Problem to work on = Below are entries; tally how many lines hold the string "background" and answer with only that figure.

Figure record extracts:
<<<<

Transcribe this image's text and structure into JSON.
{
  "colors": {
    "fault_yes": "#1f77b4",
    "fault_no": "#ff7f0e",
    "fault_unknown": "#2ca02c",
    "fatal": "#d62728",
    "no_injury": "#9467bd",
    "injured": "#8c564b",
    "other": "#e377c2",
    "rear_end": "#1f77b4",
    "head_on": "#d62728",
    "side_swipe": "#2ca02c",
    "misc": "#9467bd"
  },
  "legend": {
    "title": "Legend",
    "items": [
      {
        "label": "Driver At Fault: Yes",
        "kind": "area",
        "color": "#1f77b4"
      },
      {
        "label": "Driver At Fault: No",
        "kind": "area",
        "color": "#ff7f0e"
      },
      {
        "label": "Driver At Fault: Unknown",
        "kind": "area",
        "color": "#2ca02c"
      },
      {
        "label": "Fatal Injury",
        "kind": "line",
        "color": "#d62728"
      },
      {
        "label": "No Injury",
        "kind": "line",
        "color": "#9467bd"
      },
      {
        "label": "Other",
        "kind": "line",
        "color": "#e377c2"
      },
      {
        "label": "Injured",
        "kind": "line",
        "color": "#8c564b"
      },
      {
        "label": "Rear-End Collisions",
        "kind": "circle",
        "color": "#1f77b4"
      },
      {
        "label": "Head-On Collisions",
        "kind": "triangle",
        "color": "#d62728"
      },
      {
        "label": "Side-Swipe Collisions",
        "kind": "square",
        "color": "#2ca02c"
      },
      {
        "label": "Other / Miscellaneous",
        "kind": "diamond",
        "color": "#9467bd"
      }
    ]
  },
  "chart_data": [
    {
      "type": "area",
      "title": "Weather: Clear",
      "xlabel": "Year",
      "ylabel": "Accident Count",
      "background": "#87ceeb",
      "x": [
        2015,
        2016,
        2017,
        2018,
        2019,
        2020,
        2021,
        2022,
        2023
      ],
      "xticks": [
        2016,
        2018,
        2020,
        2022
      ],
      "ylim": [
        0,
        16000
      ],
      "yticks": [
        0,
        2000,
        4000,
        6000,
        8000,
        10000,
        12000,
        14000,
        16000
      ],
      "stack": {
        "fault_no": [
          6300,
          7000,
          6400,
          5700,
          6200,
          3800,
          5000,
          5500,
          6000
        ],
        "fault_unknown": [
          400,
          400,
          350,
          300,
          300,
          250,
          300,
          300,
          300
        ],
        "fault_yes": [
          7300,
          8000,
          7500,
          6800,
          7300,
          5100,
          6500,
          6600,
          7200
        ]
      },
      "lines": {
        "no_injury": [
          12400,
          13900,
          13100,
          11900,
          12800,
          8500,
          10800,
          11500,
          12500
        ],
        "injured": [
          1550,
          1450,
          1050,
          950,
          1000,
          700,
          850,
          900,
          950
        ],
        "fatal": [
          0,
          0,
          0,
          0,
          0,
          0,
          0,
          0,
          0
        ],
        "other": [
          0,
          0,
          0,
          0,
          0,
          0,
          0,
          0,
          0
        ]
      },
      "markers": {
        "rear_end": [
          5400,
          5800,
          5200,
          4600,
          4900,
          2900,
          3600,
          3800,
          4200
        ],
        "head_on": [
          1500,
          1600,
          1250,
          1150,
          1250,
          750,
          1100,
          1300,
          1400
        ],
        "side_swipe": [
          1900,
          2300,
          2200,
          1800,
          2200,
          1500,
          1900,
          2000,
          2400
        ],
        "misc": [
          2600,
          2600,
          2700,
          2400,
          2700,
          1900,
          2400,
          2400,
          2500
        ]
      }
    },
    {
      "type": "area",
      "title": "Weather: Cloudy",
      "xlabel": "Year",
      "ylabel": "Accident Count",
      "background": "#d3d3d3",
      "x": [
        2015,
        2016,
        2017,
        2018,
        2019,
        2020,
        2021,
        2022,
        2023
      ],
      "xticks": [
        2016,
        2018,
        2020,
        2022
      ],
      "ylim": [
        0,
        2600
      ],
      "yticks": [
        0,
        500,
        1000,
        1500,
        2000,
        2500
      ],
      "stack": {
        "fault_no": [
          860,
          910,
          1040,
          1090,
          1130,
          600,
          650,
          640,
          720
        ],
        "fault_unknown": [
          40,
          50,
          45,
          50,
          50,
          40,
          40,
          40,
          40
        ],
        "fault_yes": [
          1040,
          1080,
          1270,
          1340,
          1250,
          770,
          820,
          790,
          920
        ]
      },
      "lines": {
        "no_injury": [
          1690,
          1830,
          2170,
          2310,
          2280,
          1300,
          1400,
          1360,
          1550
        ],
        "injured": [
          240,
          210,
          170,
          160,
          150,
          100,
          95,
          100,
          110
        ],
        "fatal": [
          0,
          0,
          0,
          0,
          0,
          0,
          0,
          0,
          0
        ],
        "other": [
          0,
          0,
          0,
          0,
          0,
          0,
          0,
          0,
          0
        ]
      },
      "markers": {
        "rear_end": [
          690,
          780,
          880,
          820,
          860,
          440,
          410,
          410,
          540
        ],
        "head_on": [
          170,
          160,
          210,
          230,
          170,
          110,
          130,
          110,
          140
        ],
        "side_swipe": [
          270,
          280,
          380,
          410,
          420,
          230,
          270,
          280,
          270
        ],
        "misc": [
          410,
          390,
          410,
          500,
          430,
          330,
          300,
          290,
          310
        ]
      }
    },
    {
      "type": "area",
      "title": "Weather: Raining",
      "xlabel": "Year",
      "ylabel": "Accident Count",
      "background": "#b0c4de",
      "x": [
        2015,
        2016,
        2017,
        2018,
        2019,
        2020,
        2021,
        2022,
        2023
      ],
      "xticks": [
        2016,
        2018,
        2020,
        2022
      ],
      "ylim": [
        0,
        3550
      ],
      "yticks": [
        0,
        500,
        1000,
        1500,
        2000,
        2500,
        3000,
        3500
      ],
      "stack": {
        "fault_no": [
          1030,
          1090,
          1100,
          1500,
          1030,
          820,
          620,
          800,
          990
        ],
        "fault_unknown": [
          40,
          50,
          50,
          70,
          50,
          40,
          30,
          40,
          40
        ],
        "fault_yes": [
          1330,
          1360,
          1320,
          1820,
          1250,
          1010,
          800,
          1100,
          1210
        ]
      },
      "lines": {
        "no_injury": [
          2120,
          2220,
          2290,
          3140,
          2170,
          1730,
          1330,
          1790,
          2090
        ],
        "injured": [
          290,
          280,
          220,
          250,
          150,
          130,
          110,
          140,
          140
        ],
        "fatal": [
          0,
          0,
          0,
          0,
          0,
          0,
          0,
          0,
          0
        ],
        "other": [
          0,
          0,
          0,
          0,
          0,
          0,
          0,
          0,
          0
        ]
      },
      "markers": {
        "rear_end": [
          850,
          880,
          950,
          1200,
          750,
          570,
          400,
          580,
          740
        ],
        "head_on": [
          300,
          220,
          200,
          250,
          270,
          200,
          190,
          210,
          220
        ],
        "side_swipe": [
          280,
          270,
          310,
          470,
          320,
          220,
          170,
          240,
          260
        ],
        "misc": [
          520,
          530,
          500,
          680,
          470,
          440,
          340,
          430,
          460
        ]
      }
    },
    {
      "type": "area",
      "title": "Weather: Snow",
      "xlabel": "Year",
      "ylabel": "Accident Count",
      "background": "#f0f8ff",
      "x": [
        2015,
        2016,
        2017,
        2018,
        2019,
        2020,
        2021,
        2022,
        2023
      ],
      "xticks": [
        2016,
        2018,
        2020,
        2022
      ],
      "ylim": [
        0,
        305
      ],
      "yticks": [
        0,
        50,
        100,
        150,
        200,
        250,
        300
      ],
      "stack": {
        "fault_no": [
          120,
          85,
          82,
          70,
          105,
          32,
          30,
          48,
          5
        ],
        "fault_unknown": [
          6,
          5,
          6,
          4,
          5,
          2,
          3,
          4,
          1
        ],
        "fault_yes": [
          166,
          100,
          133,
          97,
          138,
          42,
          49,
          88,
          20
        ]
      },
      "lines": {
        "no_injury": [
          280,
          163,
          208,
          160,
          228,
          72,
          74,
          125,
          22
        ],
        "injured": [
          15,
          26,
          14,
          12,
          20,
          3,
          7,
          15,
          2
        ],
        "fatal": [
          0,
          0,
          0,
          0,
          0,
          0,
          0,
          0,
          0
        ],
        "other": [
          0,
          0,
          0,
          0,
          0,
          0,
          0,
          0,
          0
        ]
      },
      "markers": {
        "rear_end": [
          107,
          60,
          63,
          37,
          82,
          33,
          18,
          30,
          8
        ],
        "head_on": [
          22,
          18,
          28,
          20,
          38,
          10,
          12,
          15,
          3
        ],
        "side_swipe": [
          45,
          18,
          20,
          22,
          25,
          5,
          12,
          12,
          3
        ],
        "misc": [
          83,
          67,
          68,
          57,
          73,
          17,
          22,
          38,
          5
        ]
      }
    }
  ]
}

>>>>

Solution for this exercise = 4